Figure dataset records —
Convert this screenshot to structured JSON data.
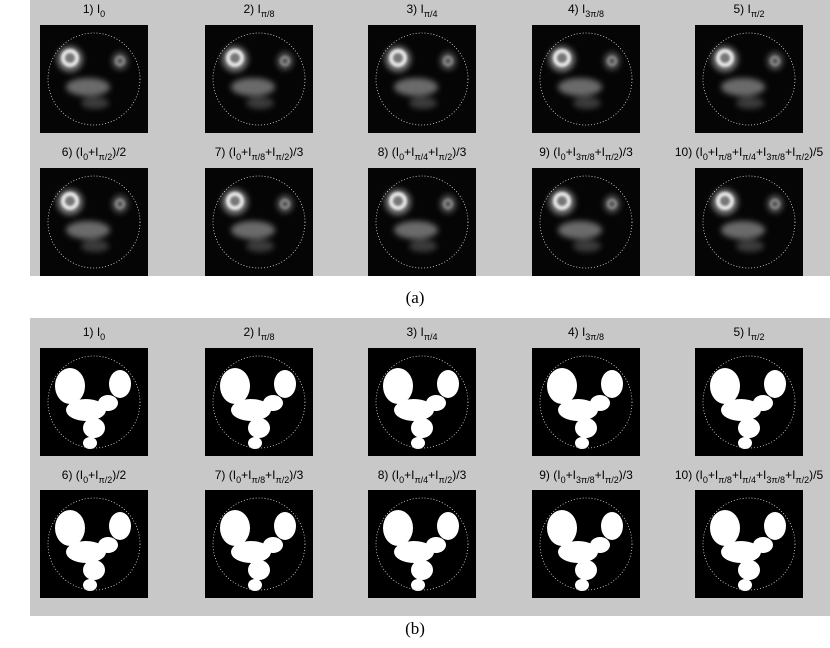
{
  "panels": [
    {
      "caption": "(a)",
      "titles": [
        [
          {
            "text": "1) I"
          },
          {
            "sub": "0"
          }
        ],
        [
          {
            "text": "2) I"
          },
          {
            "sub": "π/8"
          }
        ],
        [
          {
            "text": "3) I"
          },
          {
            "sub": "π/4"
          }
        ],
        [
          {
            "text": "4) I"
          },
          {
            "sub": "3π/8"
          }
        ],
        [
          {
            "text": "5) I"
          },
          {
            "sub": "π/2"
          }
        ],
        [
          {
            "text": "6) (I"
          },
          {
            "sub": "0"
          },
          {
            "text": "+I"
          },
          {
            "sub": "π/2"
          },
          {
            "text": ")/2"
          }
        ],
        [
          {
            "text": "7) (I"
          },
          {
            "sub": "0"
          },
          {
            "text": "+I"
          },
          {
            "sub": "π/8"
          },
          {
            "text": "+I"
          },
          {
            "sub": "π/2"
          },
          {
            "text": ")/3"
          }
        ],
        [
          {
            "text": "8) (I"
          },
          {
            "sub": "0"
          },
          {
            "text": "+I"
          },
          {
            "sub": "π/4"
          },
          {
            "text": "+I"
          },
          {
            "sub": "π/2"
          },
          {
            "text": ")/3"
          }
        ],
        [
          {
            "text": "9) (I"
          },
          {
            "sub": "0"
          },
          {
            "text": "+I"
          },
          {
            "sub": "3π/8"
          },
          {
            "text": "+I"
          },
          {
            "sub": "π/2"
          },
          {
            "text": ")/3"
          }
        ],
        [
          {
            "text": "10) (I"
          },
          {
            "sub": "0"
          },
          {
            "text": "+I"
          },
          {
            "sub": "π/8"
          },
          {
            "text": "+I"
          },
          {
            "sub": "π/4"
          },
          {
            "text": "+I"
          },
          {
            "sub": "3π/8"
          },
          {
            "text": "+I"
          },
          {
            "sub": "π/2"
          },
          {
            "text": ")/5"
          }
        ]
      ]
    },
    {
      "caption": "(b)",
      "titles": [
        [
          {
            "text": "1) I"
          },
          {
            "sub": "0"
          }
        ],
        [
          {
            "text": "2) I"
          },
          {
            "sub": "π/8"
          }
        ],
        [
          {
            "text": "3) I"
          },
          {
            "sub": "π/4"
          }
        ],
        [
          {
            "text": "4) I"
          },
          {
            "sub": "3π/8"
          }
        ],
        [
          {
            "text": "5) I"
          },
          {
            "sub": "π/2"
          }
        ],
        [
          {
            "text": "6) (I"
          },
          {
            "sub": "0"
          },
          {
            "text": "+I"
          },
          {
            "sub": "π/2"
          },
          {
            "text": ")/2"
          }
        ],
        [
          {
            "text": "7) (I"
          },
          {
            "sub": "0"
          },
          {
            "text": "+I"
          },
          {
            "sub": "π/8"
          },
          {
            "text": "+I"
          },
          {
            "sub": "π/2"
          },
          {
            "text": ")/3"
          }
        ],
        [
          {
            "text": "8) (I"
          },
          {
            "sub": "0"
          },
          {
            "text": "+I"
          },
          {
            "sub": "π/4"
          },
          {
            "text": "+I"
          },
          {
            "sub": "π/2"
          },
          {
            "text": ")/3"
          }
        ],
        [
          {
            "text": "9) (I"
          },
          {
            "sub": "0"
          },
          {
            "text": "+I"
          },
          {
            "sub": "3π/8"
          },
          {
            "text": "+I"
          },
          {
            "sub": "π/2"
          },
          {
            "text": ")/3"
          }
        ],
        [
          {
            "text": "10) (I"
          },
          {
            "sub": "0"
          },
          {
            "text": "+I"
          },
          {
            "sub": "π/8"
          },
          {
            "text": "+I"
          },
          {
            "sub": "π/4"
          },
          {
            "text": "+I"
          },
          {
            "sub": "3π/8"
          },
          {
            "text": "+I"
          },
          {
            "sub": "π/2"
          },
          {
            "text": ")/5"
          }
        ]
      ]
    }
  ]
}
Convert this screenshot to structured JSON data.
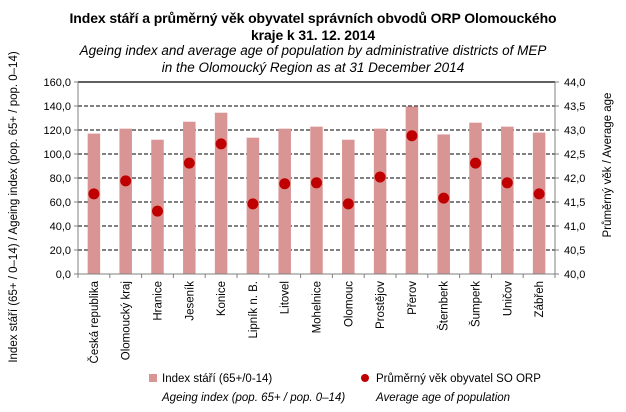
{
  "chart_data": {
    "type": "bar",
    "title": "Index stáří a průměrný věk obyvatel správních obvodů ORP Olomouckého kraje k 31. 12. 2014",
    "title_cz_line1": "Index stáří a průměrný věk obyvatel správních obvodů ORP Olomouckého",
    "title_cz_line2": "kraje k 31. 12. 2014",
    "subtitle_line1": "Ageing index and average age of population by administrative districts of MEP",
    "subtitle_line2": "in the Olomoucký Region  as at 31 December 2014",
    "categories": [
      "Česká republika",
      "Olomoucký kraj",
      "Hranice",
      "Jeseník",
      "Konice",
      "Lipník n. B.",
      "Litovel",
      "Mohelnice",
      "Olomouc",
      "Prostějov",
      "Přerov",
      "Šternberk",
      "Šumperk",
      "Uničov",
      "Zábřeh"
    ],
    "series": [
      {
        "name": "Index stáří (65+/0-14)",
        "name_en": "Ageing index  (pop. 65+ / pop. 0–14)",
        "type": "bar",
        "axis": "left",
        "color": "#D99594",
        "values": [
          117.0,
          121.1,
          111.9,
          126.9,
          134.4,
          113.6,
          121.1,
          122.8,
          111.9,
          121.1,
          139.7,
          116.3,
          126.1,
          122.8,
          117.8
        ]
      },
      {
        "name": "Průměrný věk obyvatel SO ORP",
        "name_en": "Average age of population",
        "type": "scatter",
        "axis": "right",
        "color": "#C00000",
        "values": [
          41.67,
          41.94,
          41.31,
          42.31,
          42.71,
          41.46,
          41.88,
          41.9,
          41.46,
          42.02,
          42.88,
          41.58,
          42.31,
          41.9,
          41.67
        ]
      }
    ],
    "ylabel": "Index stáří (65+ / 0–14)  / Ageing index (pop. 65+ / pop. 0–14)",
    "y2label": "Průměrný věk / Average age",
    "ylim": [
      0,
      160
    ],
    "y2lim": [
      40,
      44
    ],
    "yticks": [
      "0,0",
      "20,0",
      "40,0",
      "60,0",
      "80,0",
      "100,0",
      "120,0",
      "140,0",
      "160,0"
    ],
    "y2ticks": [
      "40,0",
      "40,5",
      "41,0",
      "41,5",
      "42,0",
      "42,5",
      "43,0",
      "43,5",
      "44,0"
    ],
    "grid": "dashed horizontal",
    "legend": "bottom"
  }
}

What is asked — From the data, list each line in which the string "Ageing" appears.

Exercise output —
    "subtitle_line1": "Ageing index and average age of population by administrative districts of MEP",
        "name_en": "Ageing index  (pop. 65+ / pop. 0–14)",
    "ylabel": "Index stáří (65+ / 0–14)  / Ageing index (pop. 65+ / pop. 0–14)",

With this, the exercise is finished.